**WHAT IS ASKED:**
- a) Answer these questions about the study excerpt on women's responses to sexism, giving each answer on its own line with the matching mark:
(i) Which three individual factors did the study consider?
(ii) According to Foster (2000), which coping strategy were women who reported more past gender discrimination less likely to use?
(iii) What approach did the researchers use to focus on young women's real-life experiences with sexism?
- b) Can you resume the study excerpt on women's responses to sexism, starting right after its final sentence?

---------- DOCUMENT EXCERPT ----------

One distinctive feature of our study was to assess women’s personal narratives regarding a salient experience with sexism. Much of the prior research examining women’s responses to sexism has been conducted either using experimental methods that subjected women to a discriminatory event in a laboratory or survey methods that asked women to report what they would do in a hypothetical situation (e.g., Swim and Hyers 1999; Woodzicka and LaFrance 2001). Few studies have examined women’s personal accounts of how they responded to sexism in their everyday lives (see Gruber and Smith 1995; Kaiser and Miller 2004, for exceptions). Research that asks women to make assumptions about their likelihood of confrontational responses and research in which women respond to an act of discrimination in an experimental setting may not apply to women’s actual experiences. Even in a laboratory setting, women anticipate they will confront sexism more than they actually do (Shelton and Stewart 2004; Swim and Hyers 1999; Woodzicka and LaFrance 2001). Because the costs of discrimination are higher in everyday settings than in the laboratory, we might expect women to confront discrimination even less in their own lives. On the other hand, women may believe it is not worth it to confront someone they only see once in a laboratory study, yet would confront someone they may see on a regular basis in their personal lives. In other words, what influences whether women confront discrimination in their everyday lives may be different than what influences hypothetical situations or a one-time event in a laboratory setting. Therefore, it is important to ask women about their own experiences confronting discrimination.

To focus on young women’s real-life experiences with sexism, we employed a narrative approach. By asking the participants to recount a salient instance of sexism, we allowed young women to identify sexist discrimination as they experienced it rather than relying on a limited number of a priori definitions. Asking women to narrate an experience of sexism provided women a sense of agency in describing and making sense of their experiences.

Individual Influences on Women’s Responses to Sexism

Previous research has examined some of the individual and situational factors that may influence whether women confront sexist discrimination (e.g. Adams-Roy and Barling 1998; Kaiser and Miller 2004; Shelton and Stewart 2004). We built upon this work by considering three individual factors: prior experiences with sexism, feminist identification, and involvement in collective action. After reviewing each of these, we will also address the situational variables that we investigated.

Women’s prior experiences with sexism may influence whether they choose to confront the perpetrator. To our knowledge, previous research has not examined this relation. Women who report more personal discrimination may be more likely to confront the perpetrator because repeated experiences may make them less tolerant and/or more skilled at confrontation. Conversely, women who have perceived few past experiences with discrimination may have little practice confronting the perpetrator; not knowing what to expect, they may be more concerned about the possible consequences. Foster (2000) found that women who reported more past experiences with gender discrimination were more likely to use social support coping (an engagement strategy) and were less likely to use avoidance coping (a disengagement strategy). Thus, we hypothesized that women would be more likely to confront sexism (an engagement strategy) if they have had more experiences with sexism.

We also examined whether or not women who considered themselves feminists would be more likely to confront discrimination than those who did not. Prior research indicates that women who hold egalitarian attitudes or show an awareness of sexism do not necessarily identify as feminists (see Williams and Wittig 1997; Zucker 2004). Self-identification as a feminist likely suggests a deeper commitment to overcoming sexism (e.g., Liss et al. 2004; McCabe 2005; Zucker 2004). Therefore, we expected feminist self-identification would be positively related to confronting discrimination.

---------- DATASET SECTION ----------

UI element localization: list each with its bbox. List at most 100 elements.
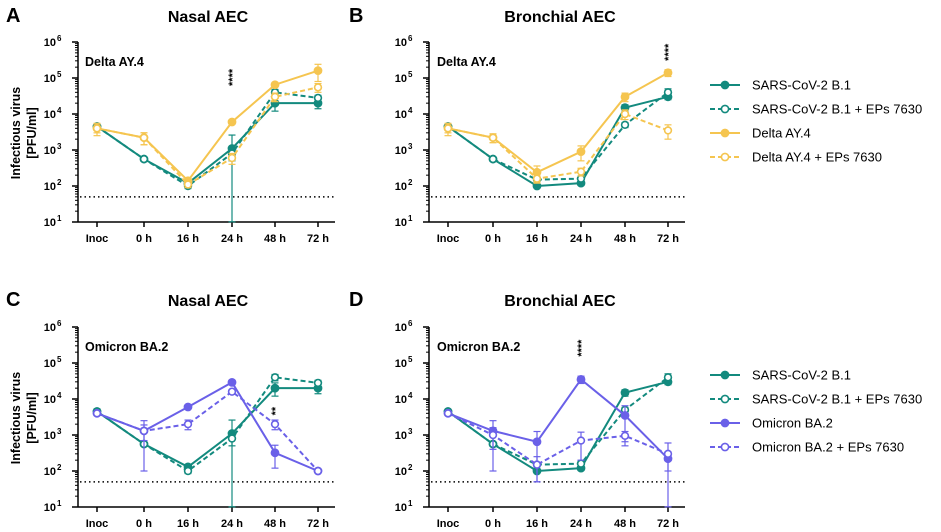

----------

**RESULTS:**
- a)
(i) Prior experiences with sexism, feminist identification, and involvement in collective action.
(ii) Avoidance coping, a disengagement strategy.
(iii) A narrative approach.

- b)
A third individual factor that we considered is women’s past involvement in collective action. Collective action refers to efforts aimed at enhancing group status. In the present investigation, we examined women’s reported commitment to actions aimed at improving women’s status (i.e., feminist activism). Commitment to feminist collective action is correlated with prior experiences with sexism (Foster 2000) and reflects advanced feminist identity development (see Downing and Roush 1985; Fischer et al. 2000). In addition, research has found that women with an activist orientation are more likely to publicly confront sexist remarks (Swim and Hyers 1999). Therefore, we expected a positive relationship between collective action and women’s confrontational responses. For example, confronting perpetrators may propel women into organizing around issues of sexism. These activities also may lead women to feel more empowered to confront discrimination in their own lives. Thus, we hypothesized that women who reported more past involvement in collective action would be more likely to report confronting sexism in their personal narrative.

Situational Influences on Women’s Responses to Sexism

In addition to individual factors, we considered situational factors as possible influences on women’s likelihood of confronting responses. Some women may not confront under threatening or unpredictable circumstances despite either having previously experienced sexism, identifying as feminists, or having participated in collective action. In other words, there may be some situations in which confronting is determined more by situational factors rather than women’s beliefs or previous experiences. We expected situational factors would predict confronting after controlling for individual factors.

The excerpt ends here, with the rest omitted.